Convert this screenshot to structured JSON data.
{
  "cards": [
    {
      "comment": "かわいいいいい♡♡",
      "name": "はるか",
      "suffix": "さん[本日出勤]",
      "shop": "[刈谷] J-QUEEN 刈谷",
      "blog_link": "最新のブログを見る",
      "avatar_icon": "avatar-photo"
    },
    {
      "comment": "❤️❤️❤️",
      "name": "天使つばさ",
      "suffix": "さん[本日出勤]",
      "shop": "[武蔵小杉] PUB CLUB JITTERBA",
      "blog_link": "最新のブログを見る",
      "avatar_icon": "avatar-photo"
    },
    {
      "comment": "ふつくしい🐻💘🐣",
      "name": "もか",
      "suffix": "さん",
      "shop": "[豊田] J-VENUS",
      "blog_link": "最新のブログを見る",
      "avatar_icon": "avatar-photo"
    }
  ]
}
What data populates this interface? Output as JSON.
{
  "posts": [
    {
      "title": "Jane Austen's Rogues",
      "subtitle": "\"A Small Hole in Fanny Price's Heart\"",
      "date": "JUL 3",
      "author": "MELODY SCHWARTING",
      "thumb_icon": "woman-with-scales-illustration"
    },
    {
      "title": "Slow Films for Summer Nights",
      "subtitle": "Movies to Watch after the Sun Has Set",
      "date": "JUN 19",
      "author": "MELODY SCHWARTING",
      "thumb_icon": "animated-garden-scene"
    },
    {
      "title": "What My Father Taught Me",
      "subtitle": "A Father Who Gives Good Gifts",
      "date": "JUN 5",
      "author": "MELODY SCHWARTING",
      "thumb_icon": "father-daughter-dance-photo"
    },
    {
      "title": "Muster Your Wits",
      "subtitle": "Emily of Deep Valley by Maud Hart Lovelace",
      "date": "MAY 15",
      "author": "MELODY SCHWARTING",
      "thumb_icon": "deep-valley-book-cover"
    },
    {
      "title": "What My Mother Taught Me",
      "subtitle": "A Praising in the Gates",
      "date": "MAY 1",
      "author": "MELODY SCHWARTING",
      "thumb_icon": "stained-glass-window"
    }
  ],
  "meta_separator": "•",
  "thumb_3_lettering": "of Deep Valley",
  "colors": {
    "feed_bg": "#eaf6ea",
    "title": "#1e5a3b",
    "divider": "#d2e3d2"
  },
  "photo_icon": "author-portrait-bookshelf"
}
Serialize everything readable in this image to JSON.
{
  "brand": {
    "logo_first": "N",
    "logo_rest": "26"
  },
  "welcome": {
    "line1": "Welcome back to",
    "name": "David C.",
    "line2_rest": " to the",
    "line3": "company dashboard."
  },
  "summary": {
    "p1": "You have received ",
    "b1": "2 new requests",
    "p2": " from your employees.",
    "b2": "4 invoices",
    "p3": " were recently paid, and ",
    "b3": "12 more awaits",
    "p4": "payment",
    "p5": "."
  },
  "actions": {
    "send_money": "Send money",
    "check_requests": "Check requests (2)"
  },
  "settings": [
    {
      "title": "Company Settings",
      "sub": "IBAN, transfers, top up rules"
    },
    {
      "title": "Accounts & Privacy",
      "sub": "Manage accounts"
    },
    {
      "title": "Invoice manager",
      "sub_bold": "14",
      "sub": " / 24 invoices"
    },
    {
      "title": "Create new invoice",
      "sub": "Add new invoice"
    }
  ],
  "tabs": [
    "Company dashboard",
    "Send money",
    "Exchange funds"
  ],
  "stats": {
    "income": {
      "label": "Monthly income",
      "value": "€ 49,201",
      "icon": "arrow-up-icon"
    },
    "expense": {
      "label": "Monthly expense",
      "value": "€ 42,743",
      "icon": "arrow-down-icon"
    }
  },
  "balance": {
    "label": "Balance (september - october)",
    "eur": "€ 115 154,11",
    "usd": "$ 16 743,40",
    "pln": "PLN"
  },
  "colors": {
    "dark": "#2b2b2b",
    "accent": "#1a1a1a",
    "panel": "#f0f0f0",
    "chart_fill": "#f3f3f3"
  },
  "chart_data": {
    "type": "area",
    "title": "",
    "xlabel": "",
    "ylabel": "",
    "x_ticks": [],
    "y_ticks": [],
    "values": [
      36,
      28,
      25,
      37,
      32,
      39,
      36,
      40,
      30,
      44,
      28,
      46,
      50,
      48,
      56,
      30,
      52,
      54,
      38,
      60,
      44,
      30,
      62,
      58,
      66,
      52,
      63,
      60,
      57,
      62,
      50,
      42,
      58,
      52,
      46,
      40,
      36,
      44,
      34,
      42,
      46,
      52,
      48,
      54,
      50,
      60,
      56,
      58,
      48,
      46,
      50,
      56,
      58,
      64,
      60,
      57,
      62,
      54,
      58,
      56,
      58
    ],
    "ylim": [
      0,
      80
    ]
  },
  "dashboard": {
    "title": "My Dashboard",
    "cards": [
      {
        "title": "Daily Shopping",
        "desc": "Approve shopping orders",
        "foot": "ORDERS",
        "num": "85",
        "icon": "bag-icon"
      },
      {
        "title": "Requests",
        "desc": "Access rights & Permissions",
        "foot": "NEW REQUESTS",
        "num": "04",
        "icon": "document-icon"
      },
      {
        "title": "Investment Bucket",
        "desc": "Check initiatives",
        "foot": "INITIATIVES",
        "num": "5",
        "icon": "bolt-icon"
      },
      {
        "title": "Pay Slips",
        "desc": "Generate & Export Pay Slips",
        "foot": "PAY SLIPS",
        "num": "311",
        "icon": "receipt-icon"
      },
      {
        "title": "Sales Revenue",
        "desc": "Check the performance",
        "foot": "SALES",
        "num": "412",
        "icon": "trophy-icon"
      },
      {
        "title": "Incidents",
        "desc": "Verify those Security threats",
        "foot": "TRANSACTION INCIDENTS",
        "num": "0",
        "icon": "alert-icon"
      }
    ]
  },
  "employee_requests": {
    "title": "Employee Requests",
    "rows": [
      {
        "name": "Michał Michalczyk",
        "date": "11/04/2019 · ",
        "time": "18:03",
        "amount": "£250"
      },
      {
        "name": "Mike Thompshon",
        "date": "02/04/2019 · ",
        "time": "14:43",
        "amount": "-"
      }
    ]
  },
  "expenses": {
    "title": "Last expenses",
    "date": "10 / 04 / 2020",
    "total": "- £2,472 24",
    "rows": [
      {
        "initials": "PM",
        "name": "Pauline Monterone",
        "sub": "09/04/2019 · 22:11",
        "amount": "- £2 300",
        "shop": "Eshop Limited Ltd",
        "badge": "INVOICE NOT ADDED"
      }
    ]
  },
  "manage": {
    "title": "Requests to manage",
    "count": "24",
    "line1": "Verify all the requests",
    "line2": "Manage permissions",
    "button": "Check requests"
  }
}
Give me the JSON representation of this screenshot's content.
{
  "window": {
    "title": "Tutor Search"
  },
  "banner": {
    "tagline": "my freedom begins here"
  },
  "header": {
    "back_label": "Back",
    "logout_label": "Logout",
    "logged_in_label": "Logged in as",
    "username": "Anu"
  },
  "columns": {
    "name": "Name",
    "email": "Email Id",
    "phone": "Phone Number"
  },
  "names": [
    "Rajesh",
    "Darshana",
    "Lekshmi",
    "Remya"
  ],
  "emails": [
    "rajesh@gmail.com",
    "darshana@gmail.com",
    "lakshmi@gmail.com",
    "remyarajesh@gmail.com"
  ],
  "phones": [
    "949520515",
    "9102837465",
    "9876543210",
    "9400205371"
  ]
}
────
= WHAT TO PRODUCE =
Set down the entries above again, word for word.

= RESPONSE BELOW =
Convert this screenshot to structured JSON data.
{
  "cards": [
    {
      "comment": "かわいいいいい♡♡",
      "name": "はるか",
      "suffix": "さん[本日出勤]",
      "shop": "[刈谷] J-QUEEN 刈谷",
      "blog_link": "最新のブログを見る",
      "avatar_icon": "avatar-photo"
    },
    {
      "comment": "❤️❤️❤️",
      "name": "天使つばさ",
      "suffix": "さん[本日出勤]",
      "shop": "[武蔵小杉] PUB CLUB JITTERBA",
      "blog_link": "最新のブログを見る",
      "avatar_icon": "avatar-photo"
    },
    {
      "comment": "ふつくしい🐻💘🐣",
      "name": "もか",
      "suffix": "さん",
      "shop": "[豊田] J-VENUS",
      "blog_link": "最新のブログを見る",
      "avatar_icon": "avatar-photo"
    }
  ]
}
What data populates this interface? Output as JSON.
{
  "posts": [
    {
      "title": "Jane Austen's Rogues",
      "subtitle": "\"A Small Hole in Fanny Price's Heart\"",
      "date": "JUL 3",
      "author": "MELODY SCHWARTING",
      "thumb_icon": "woman-with-scales-illustration"
    },
    {
      "title": "Slow Films for Summer Nights",
      "subtitle": "Movies to Watch after the Sun Has Set",
      "date": "JUN 19",
      "author": "MELODY SCHWARTING",
      "thumb_icon": "animated-garden-scene"
    },
    {
      "title": "What My Father Taught Me",
      "subtitle": "A Father Who Gives Good Gifts",
      "date": "JUN 5",
      "author": "MELODY SCHWARTING",
      "thumb_icon": "father-daughter-dance-photo"
    },
    {
      "title": "Muster Your Wits",
      "subtitle": "Emily of Deep Valley by Maud Hart Lovelace",
      "date": "MAY 15",
      "author": "MELODY SCHWARTING",
      "thumb_icon": "deep-valley-book-cover"
    },
    {
      "title": "What My Mother Taught Me",
      "subtitle": "A Praising in the Gates",
      "date": "MAY 1",
      "author": "MELODY SCHWARTING",
      "thumb_icon": "stained-glass-window"
    }
  ],
  "meta_separator": "•",
  "thumb_3_lettering": "of Deep Valley",
  "colors": {
    "feed_bg": "#eaf6ea",
    "title": "#1e5a3b",
    "divider": "#d2e3d2"
  },
  "photo_icon": "author-portrait-bookshelf"
}
Serialize everything readable in this image to JSON.
{
  "brand": {
    "logo_first": "N",
    "logo_rest": "26"
  },
  "welcome": {
    "line1": "Welcome back to",
    "name": "David C.",
    "line2_rest": " to the",
    "line3": "company dashboard."
  },
  "summary": {
    "p1": "You have received ",
    "b1": "2 new requests",
    "p2": " from your employees.",
    "b2": "4 invoices",
    "p3": " were recently paid, and ",
    "b3": "12 more awaits",
    "p4": "payment",
    "p5": "."
  },
  "actions": {
    "send_money": "Send money",
    "check_requests": "Check requests (2)"
  },
  "settings": [
    {
      "title": "Company Settings",
      "sub": "IBAN, transfers, top up rules"
    },
    {
      "title": "Accounts & Privacy",
      "sub": "Manage accounts"
    },
    {
      "title": "Invoice manager",
      "sub_bold": "14",
      "sub": " / 24 invoices"
    },
    {
      "title": "Create new invoice",
      "sub": "Add new invoice"
    }
  ],
  "tabs": [
    "Company dashboard",
    "Send money",
    "Exchange funds"
  ],
  "stats": {
    "income": {
      "label": "Monthly income",
      "value": "€ 49,201",
      "icon": "arrow-up-icon"
    },
    "expense": {
      "label": "Monthly expense",
      "value": "€ 42,743",
      "icon": "arrow-down-icon"
    }
  },
  "balance": {
    "label": "Balance (september - october)",
    "eur": "€ 115 154,11",
    "usd": "$ 16 743,40",
    "pln": "PLN"
  },
  "colors": {
    "dark": "#2b2b2b",
    "accent": "#1a1a1a",
    "panel": "#f0f0f0",
    "chart_fill": "#f3f3f3"
  },
  "chart_data": {
    "type": "area",
    "title": "",
    "xlabel": "",
    "ylabel": "",
    "x_ticks": [],
    "y_ticks": [],
    "values": [
      36,
      28,
      25,
      37,
      32,
      39,
      36,
      40,
      30,
      44,
      28,
      46,
      50,
      48,
      56,
      30,
      52,
      54,
      38,
      60,
      44,
      30,
      62,
      58,
      66,
      52,
      63,
      60,
      57,
      62,
      50,
      42,
      58,
      52,
      46,
      40,
      36,
      44,
      34,
      42,
      46,
      52,
      48,
      54,
      50,
      60,
      56,
      58,
      48,
      46,
      50,
      56,
      58,
      64,
      60,
      57,
      62,
      54,
      58,
      56,
      58
    ],
    "ylim": [
      0,
      80
    ]
  },
  "dashboard": {
    "title": "My Dashboard",
    "cards": [
      {
        "title": "Daily Shopping",
        "desc": "Approve shopping orders",
        "foot": "ORDERS",
        "num": "85",
        "icon": "bag-icon"
      },
      {
        "title": "Requests",
        "desc": "Access rights & Permissions",
        "foot": "NEW REQUESTS",
        "num": "04",
        "icon": "document-icon"
      },
      {
        "title": "Investment Bucket",
        "desc": "Check initiatives",
        "foot": "INITIATIVES",
        "num": "5",
        "icon": "bolt-icon"
      },
      {
        "title": "Pay Slips",
        "desc": "Generate & Export Pay Slips",
        "foot": "PAY SLIPS",
        "num": "311",
        "icon": "receipt-icon"
      },
      {
        "title": "Sales Revenue",
        "desc": "Check the performance",
        "foot": "SALES",
        "num": "412",
        "icon": "trophy-icon"
      },
      {
        "title": "Incidents",
        "desc": "Verify those Security threats",
        "foot": "TRANSACTION INCIDENTS",
        "num": "0",
        "icon": "alert-icon"
      }
    ]
  },
  "employee_requests": {
    "title": "Employee Requests",
    "rows": [
      {
        "name": "Michał Michalczyk",
        "date": "11/04/2019 · ",
        "time": "18:03",
        "amount": "£250"
      },
      {
        "name": "Mike Thompshon",
        "date": "02/04/2019 · ",
        "time": "14:43",
        "amount": "-"
      }
    ]
  },
  "expenses": {
    "title": "Last expenses",
    "date": "10 / 04 / 2020",
    "total": "- £2,472 24",
    "rows": [
      {
        "initials": "PM",
        "name": "Pauline Monterone",
        "sub": "09/04/2019 · 22:11",
        "amount": "- £2 300",
        "shop": "Eshop Limited Ltd",
        "badge": "INVOICE NOT ADDED"
      }
    ]
  },
  "manage": {
    "title": "Requests to manage",
    "count": "24",
    "line1": "Verify all the requests",
    "line2": "Manage permissions",
    "button": "Check requests"
  }
}
Give me the JSON representation of this screenshot's content.
{
  "window": {
    "title": "Tutor Search"
  },
  "banner": {
    "tagline": "my freedom begins here"
  },
  "header": {
    "back_label": "Back",
    "logout_label": "Logout",
    "logged_in_label": "Logged in as",
    "username": "Anu"
  },
  "columns": {
    "name": "Name",
    "email": "Email Id",
    "phone": "Phone Number"
  },
  "names": [
    "Rajesh",
    "Darshana",
    "Lekshmi",
    "Remya"
  ],
  "emails": [
    "rajesh@gmail.com",
    "darshana@gmail.com",
    "lakshmi@gmail.com",
    "remyarajesh@gmail.com"
  ],
  "phones": [
    "949520515",
    "9102837465",
    "9876543210",
    "9400205371"
  ]
}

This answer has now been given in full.